• TASK REQUIREMENTS
Tally the lines containing the word "from", and report the tally alone.

• AVAILABLE DATA

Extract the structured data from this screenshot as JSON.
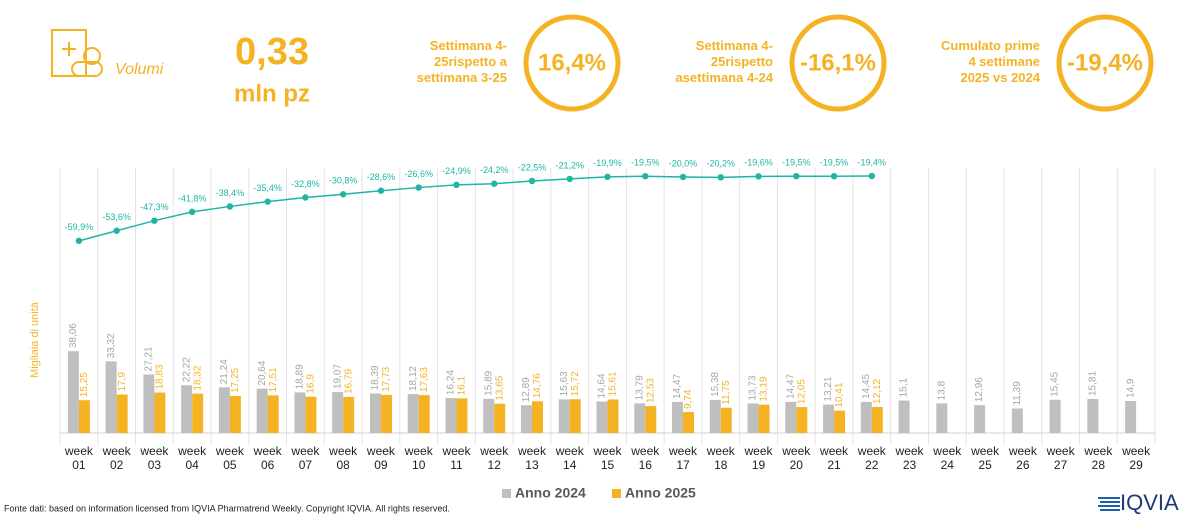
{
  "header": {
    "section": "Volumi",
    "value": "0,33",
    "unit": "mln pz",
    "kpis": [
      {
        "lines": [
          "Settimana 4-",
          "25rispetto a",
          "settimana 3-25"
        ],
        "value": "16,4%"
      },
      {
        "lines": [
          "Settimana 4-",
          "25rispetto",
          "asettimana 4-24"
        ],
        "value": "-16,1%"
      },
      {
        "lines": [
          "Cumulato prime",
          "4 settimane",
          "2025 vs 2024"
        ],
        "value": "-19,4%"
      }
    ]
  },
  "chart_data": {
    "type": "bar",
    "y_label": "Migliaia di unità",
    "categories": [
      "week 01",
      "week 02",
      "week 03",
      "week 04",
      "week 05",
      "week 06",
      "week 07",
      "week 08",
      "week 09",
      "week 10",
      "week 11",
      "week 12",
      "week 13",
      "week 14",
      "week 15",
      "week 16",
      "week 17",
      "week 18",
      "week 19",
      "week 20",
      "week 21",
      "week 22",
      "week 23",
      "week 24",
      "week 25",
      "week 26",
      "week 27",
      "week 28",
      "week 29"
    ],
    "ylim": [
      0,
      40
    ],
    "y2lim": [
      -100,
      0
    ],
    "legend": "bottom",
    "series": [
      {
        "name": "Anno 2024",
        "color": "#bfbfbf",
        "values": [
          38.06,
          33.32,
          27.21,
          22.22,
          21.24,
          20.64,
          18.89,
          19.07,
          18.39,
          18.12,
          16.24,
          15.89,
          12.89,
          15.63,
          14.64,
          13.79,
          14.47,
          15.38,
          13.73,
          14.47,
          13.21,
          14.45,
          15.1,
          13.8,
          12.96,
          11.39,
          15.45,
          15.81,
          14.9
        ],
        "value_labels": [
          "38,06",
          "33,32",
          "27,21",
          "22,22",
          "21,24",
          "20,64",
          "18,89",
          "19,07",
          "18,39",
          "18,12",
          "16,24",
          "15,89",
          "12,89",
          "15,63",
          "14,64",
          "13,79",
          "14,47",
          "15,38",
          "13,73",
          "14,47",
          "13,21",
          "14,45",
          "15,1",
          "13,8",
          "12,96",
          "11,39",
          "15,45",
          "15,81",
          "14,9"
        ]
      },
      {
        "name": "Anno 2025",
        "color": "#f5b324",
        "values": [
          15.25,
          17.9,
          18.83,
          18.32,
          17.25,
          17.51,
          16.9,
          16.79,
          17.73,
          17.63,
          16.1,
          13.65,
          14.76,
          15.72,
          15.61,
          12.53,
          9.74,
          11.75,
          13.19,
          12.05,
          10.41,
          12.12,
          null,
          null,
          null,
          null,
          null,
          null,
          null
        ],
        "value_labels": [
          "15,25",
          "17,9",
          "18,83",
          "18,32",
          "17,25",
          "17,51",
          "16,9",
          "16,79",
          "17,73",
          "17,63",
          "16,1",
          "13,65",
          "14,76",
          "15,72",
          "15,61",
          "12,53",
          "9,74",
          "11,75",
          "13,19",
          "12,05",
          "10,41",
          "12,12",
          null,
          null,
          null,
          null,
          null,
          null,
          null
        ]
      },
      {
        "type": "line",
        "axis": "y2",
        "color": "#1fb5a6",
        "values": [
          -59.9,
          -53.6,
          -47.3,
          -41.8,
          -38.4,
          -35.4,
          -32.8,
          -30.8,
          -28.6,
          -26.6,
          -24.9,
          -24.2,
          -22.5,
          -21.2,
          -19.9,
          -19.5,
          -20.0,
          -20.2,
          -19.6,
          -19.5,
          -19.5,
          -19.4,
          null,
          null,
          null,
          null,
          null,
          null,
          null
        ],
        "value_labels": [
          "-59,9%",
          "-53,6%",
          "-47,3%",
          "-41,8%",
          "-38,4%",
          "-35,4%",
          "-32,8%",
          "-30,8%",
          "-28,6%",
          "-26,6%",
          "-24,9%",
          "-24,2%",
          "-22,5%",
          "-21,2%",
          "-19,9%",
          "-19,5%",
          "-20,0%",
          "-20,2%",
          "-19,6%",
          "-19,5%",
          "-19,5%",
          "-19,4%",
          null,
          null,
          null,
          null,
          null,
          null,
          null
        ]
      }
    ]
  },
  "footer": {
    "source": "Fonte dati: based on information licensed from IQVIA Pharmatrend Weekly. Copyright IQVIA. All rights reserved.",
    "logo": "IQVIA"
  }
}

• IN RESPONSE
2